= RECORDS FOR THE EXERCISE =
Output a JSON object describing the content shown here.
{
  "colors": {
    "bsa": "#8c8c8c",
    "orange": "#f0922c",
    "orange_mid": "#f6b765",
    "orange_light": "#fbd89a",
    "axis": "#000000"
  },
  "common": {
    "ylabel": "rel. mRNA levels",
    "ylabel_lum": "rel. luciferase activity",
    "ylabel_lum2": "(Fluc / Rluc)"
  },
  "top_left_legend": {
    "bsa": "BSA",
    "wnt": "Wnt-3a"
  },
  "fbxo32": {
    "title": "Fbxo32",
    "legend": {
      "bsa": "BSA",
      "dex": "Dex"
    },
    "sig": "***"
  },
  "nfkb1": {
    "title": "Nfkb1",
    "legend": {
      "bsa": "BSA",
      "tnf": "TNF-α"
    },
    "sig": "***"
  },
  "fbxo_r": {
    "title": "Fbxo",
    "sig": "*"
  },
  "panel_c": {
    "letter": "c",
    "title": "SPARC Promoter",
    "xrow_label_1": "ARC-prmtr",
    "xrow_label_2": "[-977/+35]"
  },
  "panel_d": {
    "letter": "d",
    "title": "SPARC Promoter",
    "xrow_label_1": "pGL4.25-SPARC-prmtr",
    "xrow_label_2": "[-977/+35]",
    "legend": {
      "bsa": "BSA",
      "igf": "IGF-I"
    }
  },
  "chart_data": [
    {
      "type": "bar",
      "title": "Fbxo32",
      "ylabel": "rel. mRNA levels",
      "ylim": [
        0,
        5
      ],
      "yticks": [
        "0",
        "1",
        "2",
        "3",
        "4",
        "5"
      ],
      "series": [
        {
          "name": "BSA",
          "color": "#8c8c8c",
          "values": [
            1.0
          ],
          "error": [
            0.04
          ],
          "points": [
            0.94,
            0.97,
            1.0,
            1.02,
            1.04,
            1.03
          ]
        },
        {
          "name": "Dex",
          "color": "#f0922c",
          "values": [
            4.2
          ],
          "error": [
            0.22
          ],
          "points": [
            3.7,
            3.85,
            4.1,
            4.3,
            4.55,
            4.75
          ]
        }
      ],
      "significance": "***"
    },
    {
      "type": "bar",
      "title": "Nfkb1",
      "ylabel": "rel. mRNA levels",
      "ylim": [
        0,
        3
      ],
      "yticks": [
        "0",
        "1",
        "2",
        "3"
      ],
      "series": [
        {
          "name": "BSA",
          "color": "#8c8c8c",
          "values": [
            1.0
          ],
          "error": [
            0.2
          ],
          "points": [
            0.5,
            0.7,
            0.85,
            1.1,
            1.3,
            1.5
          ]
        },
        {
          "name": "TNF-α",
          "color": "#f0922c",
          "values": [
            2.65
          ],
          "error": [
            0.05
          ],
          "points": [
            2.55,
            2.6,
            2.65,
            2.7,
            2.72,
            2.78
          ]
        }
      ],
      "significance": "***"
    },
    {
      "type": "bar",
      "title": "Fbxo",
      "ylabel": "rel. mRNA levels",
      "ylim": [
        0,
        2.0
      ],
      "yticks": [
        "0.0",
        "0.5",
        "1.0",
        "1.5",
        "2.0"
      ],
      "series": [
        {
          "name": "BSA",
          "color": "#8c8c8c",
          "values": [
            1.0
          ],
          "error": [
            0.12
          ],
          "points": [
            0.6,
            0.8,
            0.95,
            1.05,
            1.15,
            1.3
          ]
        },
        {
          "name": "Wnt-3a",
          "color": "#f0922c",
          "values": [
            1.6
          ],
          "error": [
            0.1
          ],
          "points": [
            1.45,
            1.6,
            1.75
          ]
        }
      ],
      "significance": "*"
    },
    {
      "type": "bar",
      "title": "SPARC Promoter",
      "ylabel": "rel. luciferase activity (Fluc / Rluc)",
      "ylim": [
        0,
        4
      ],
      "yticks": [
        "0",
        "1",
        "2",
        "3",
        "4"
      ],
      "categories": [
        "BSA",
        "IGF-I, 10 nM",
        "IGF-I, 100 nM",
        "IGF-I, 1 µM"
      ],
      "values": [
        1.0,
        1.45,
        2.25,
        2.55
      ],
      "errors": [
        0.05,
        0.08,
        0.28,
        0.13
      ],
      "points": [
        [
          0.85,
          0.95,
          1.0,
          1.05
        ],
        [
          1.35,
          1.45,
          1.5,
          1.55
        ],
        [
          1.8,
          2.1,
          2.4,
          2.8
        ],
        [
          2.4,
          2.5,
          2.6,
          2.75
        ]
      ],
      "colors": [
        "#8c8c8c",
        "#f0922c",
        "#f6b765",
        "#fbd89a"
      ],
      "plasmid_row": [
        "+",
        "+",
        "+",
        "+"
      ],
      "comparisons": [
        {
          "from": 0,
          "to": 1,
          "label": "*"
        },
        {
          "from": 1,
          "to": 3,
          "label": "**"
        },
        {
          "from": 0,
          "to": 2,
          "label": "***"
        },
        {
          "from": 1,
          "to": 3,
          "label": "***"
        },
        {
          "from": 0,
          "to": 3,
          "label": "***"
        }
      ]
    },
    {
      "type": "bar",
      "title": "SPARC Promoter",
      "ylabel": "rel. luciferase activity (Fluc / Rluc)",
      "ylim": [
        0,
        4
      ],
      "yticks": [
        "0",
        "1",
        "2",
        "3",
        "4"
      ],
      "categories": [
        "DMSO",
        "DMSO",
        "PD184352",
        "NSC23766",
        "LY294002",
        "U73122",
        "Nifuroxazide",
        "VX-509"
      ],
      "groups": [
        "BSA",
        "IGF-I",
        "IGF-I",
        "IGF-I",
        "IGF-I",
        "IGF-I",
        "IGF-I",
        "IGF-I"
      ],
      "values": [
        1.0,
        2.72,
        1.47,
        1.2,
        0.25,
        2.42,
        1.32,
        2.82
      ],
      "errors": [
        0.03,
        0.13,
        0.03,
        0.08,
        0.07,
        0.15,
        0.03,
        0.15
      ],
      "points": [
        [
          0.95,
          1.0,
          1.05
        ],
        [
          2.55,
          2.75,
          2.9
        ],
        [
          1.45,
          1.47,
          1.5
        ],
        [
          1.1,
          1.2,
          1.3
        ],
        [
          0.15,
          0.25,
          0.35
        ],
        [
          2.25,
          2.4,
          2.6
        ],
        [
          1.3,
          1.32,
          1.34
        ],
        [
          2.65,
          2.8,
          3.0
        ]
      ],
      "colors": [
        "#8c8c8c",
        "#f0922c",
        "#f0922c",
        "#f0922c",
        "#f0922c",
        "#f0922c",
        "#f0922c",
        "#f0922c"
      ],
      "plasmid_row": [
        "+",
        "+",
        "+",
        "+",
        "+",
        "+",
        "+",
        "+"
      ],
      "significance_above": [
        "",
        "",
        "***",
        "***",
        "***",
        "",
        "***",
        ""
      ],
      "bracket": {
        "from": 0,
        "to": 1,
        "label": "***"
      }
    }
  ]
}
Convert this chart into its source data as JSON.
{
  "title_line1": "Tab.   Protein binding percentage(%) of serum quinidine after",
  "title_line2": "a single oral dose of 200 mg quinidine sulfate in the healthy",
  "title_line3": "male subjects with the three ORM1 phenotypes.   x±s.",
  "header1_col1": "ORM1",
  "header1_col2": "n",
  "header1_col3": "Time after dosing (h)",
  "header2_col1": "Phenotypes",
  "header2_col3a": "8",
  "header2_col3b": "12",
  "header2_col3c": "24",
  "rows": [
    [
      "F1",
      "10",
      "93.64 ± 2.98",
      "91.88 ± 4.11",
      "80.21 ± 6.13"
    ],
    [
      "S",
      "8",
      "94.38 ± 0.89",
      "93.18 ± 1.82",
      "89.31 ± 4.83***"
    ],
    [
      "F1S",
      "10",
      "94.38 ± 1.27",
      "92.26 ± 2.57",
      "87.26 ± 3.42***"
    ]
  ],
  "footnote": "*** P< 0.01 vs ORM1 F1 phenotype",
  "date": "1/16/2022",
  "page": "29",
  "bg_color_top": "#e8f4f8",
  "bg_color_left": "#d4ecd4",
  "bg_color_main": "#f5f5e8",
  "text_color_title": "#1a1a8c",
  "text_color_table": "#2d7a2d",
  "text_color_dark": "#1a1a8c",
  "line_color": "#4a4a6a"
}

= WORK ORDER =
Wherever a line in the entries above holds "quinidine", copy that line.

= PROBLEM SOLUTION =
  "title_line1": "Tab.   Protein binding percentage(%) of serum quinidine after",
  "title_line2": "a single oral dose of 200 mg quinidine sulfate in the healthy",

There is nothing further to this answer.